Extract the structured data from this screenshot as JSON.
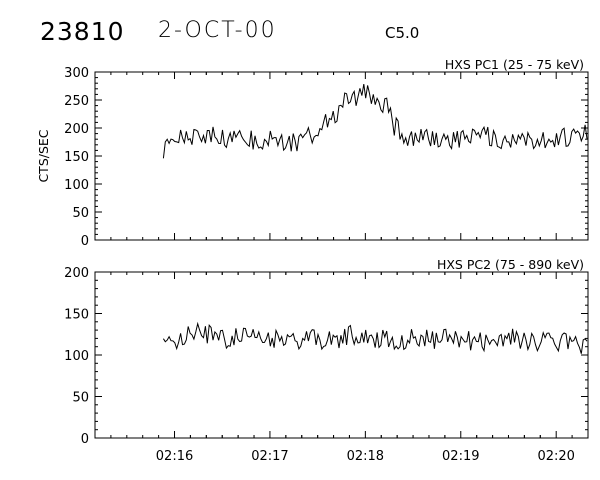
{
  "header": {
    "event_id": "23810",
    "date": "2-OCT-00",
    "flare_class": "C5.0"
  },
  "chart_data": [
    {
      "type": "line",
      "title": "HXS PC1 (25 - 75 keV)",
      "ylabel": "CTS/SEC",
      "xlabel": "",
      "ylim": [
        0,
        300
      ],
      "yticks": [
        "0",
        "50",
        "100",
        "150",
        "200",
        "250",
        "300"
      ],
      "xlim": [
        "02:15:10",
        "02:20:20"
      ],
      "xticks": [
        "02:16",
        "02:17",
        "02:18",
        "02:19",
        "02:20"
      ],
      "series": [
        {
          "x": [
            "02:15:53",
            "02:16:03",
            "02:16:13",
            "02:16:23",
            "02:16:33",
            "02:16:43",
            "02:16:53",
            "02:17:03",
            "02:17:13",
            "02:17:23",
            "02:17:33",
            "02:17:38",
            "02:17:43",
            "02:17:48",
            "02:17:53",
            "02:17:58",
            "02:18:03",
            "02:18:08",
            "02:18:13",
            "02:18:18",
            "02:18:23",
            "02:18:33",
            "02:18:43",
            "02:18:53",
            "02:19:03",
            "02:19:13",
            "02:19:23",
            "02:19:33",
            "02:19:43",
            "02:19:53",
            "02:20:03",
            "02:20:13",
            "02:20:20"
          ],
          "y": [
            160,
            185,
            182,
            188,
            178,
            184,
            175,
            178,
            172,
            182,
            200,
            218,
            232,
            248,
            255,
            262,
            258,
            250,
            238,
            205,
            188,
            182,
            185,
            180,
            184,
            186,
            182,
            178,
            181,
            180,
            185,
            182,
            190
          ]
        }
      ]
    },
    {
      "type": "line",
      "title": "HXS PC2 (75 - 890 keV)",
      "ylabel": "",
      "xlabel": "",
      "ylim": [
        0,
        200
      ],
      "yticks": [
        "0",
        "50",
        "100",
        "150",
        "200"
      ],
      "xlim": [
        "02:15:10",
        "02:20:20"
      ],
      "xticks": [
        "02:16",
        "02:17",
        "02:18",
        "02:19",
        "02:20"
      ],
      "series": [
        {
          "x": [
            "02:15:53",
            "02:16:03",
            "02:16:13",
            "02:16:23",
            "02:16:33",
            "02:16:43",
            "02:16:53",
            "02:17:03",
            "02:17:13",
            "02:17:23",
            "02:17:33",
            "02:17:43",
            "02:17:53",
            "02:18:03",
            "02:18:13",
            "02:18:23",
            "02:18:33",
            "02:18:43",
            "02:18:53",
            "02:19:03",
            "02:19:13",
            "02:19:23",
            "02:19:33",
            "02:19:43",
            "02:19:53",
            "02:20:03",
            "02:20:13",
            "02:20:20"
          ],
          "y": [
            125,
            118,
            128,
            124,
            120,
            122,
            118,
            120,
            116,
            122,
            115,
            120,
            125,
            118,
            121,
            117,
            122,
            119,
            120,
            118,
            116,
            121,
            120,
            118,
            115,
            117,
            112,
            115
          ]
        }
      ]
    }
  ]
}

■ Exercise goal ■
Reproduce the entries above word for word. Pictures stay out.

■ Task solution ■
Extract the structured data from this screenshot as JSON.
{
  "header": {
    "event_id": "23810",
    "date": "2-OCT-00",
    "flare_class": "C5.0"
  },
  "chart_data": [
    {
      "type": "line",
      "title": "HXS PC1 (25 - 75 keV)",
      "ylabel": "CTS/SEC",
      "xlabel": "",
      "ylim": [
        0,
        300
      ],
      "yticks": [
        "0",
        "50",
        "100",
        "150",
        "200",
        "250",
        "300"
      ],
      "xlim": [
        "02:15:10",
        "02:20:20"
      ],
      "xticks": [
        "02:16",
        "02:17",
        "02:18",
        "02:19",
        "02:20"
      ],
      "series": [
        {
          "x": [
            "02:15:53",
            "02:16:03",
            "02:16:13",
            "02:16:23",
            "02:16:33",
            "02:16:43",
            "02:16:53",
            "02:17:03",
            "02:17:13",
            "02:17:23",
            "02:17:33",
            "02:17:38",
            "02:17:43",
            "02:17:48",
            "02:17:53",
            "02:17:58",
            "02:18:03",
            "02:18:08",
            "02:18:13",
            "02:18:18",
            "02:18:23",
            "02:18:33",
            "02:18:43",
            "02:18:53",
            "02:19:03",
            "02:19:13",
            "02:19:23",
            "02:19:33",
            "02:19:43",
            "02:19:53",
            "02:20:03",
            "02:20:13",
            "02:20:20"
          ],
          "y": [
            160,
            185,
            182,
            188,
            178,
            184,
            175,
            178,
            172,
            182,
            200,
            218,
            232,
            248,
            255,
            262,
            258,
            250,
            238,
            205,
            188,
            182,
            185,
            180,
            184,
            186,
            182,
            178,
            181,
            180,
            185,
            182,
            190
          ]
        }
      ]
    },
    {
      "type": "line",
      "title": "HXS PC2 (75 - 890 keV)",
      "ylabel": "",
      "xlabel": "",
      "ylim": [
        0,
        200
      ],
      "yticks": [
        "0",
        "50",
        "100",
        "150",
        "200"
      ],
      "xlim": [
        "02:15:10",
        "02:20:20"
      ],
      "xticks": [
        "02:16",
        "02:17",
        "02:18",
        "02:19",
        "02:20"
      ],
      "series": [
        {
          "x": [
            "02:15:53",
            "02:16:03",
            "02:16:13",
            "02:16:23",
            "02:16:33",
            "02:16:43",
            "02:16:53",
            "02:17:03",
            "02:17:13",
            "02:17:23",
            "02:17:33",
            "02:17:43",
            "02:17:53",
            "02:18:03",
            "02:18:13",
            "02:18:23",
            "02:18:33",
            "02:18:43",
            "02:18:53",
            "02:19:03",
            "02:19:13",
            "02:19:23",
            "02:19:33",
            "02:19:43",
            "02:19:53",
            "02:20:03",
            "02:20:13",
            "02:20:20"
          ],
          "y": [
            125,
            118,
            128,
            124,
            120,
            122,
            118,
            120,
            116,
            122,
            115,
            120,
            125,
            118,
            121,
            117,
            122,
            119,
            120,
            118,
            116,
            121,
            120,
            118,
            115,
            117,
            112,
            115
          ]
        }
      ]
    }
  ]
}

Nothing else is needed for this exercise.